## Passage

■ ■ ■ ■ ■ ■ ■

Editorial note: Certain information has been redacted from this judgment in compliance with the law.

 

THE REPUBLIC OF SOUTH AFRICA

IN THE HIGH COURT OF SOUTH AFRICA

(WESTERN CAPE DIVISION, CAPE TOWN)

 

Case. No.:3639/2024

 

Hearing on 8 March 2024

Judgement on 18 March 2024

 

In the matter between:

DANIEL WOUTER VENTER First Applicant

MELANIE CHRISTINA VENTER Second Applicant

and

JOHANN ELS

AND ALL THOSE HOLDING TITLE UNDER First Respondent

STELLENBOSCH MUNICIPALITY Second Respondent

 

This judgment was handed down electronically by email circulation to the parties’ legal representatives’ email addresses.

 

____________________________________________________

JUDGMENT

____________________________________________________

SLINGERS J

 

Introduction

[1] This application was instituted on or about 21 February 2024 and was enrolled for hearing on the urgent roll of 29 February 2024. On 29 February 2024 the application was postponed to 8 March 2024 together with a timetable setting out the further conduct of the matter.

[2] In this application the court is primarily required to determine whether it was correctly brought as an urgent application in accordance with the provisions of Rule 6(12) and whether the provisions of section 14(2)(b) of the Consumer Protection Act, Act 68 of 2008 (‘the CPA’) overrides an early cancellation clause contained in a written lease agreement concluded between the applicants and the first respondent.

[3] The facts are mostly common cause and there are no material factual disputes which require resolution. I set out the common cause facts below.

■ ■ ■ ■ ■ ■ ■

## Data listing
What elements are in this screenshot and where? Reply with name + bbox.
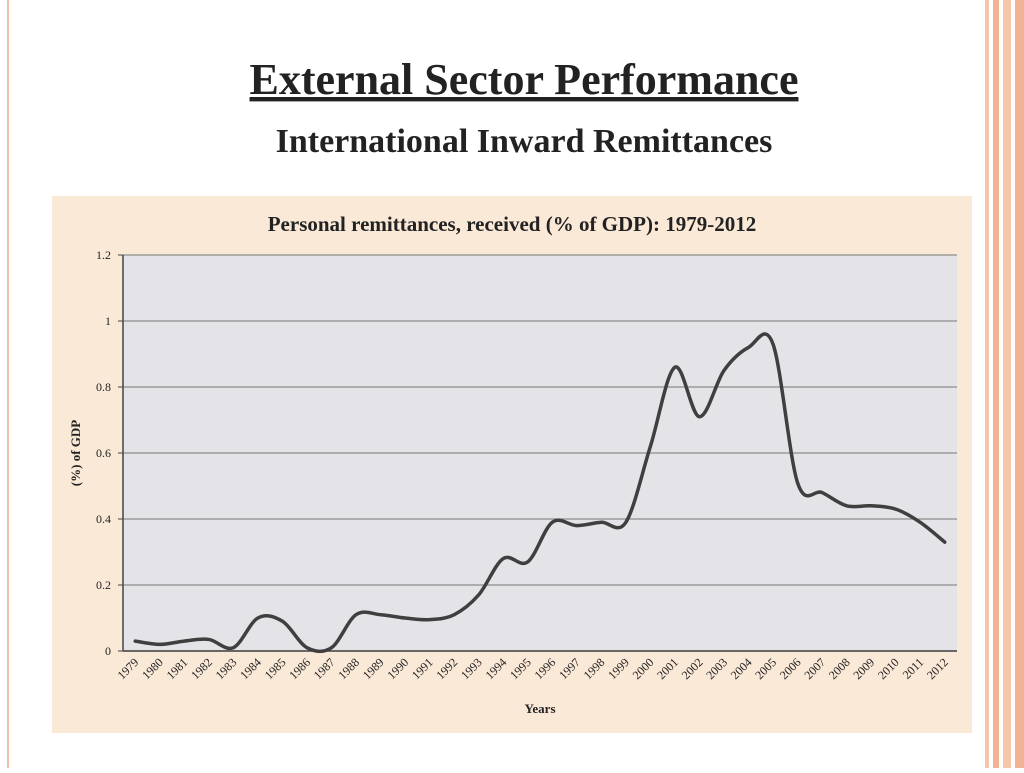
y-tick-label: 1 bbox=[105, 314, 111, 328]
y-tick-label: 0 bbox=[105, 644, 111, 658]
border-stripe bbox=[985, 0, 989, 768]
y-tick-label: 0.4 bbox=[96, 512, 111, 526]
data-line bbox=[133, 332, 947, 654]
y-tick-label: 0.8 bbox=[96, 380, 111, 394]
border-stripe bbox=[1015, 0, 1024, 768]
y-tick-label: 0.2 bbox=[96, 578, 111, 592]
border-stripe bbox=[993, 0, 999, 768]
border-stripe bbox=[1003, 0, 1011, 768]
y-tick-label: 0.6 bbox=[96, 446, 111, 460]
y-tick-label: 1.2 bbox=[96, 248, 111, 262]
chart-title: Personal remittances, received (% of GDP… bbox=[268, 212, 757, 236]
slide-subtitle: International Inward Remittances bbox=[276, 123, 773, 160]
y-axis-label: (%) of GDP bbox=[68, 420, 83, 486]
x-axis-label: Years bbox=[524, 701, 555, 716]
slide-title: External Sector Performance bbox=[250, 55, 799, 104]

■ ■ ■ ■ ■ ■ ■

## Challenges
1. Return the part of the lease judgment that opens with the words containing "Introduction" and closes with "the first respondent.", copied word for word.
2. Resume the lease judgment from the point where it stops.

## Results in order
1.
Introduction

[1] This application was instituted on or about 21 February 2024 and was enrolled for hearing on the urgent roll of 29 February 2024. On 29 February 2024 the application was postponed to 8 March 2024 together with a timetable setting out the further conduct of the matter.

[2] In this application the court is primarily required to determine whether it was correctly brought as an urgent application in accordance with the provisions of Rule 6(12) and whether the provisions of section 14(2)(b) of the Consumer Protection Act, Act 68 of 2008 (‘the CPA’) overrides an early cancellation clause contained in a written lease agreement concluded between the applicants and the first respondent.

2.
Facts

[4] The first applicant is a software engineer and the second applicant is a civil engineer. The first respondent is the group chief economist of Old Mutual Limited.1

[5] The applicants were the registered owners of immovable property described as Erf […],De Zalze Winelands Golf Estate, Stellenbosch (‘the property’).

[6] During 2018 the applicants moved to Australia but as they were not sure if this move was permanent, they agreed to lease out their property. During September 2020 the applicants and the respondent concluded a written lease agreement in terms whereof the respondent would lease the property from 1 December 2020 to 31 December 2023.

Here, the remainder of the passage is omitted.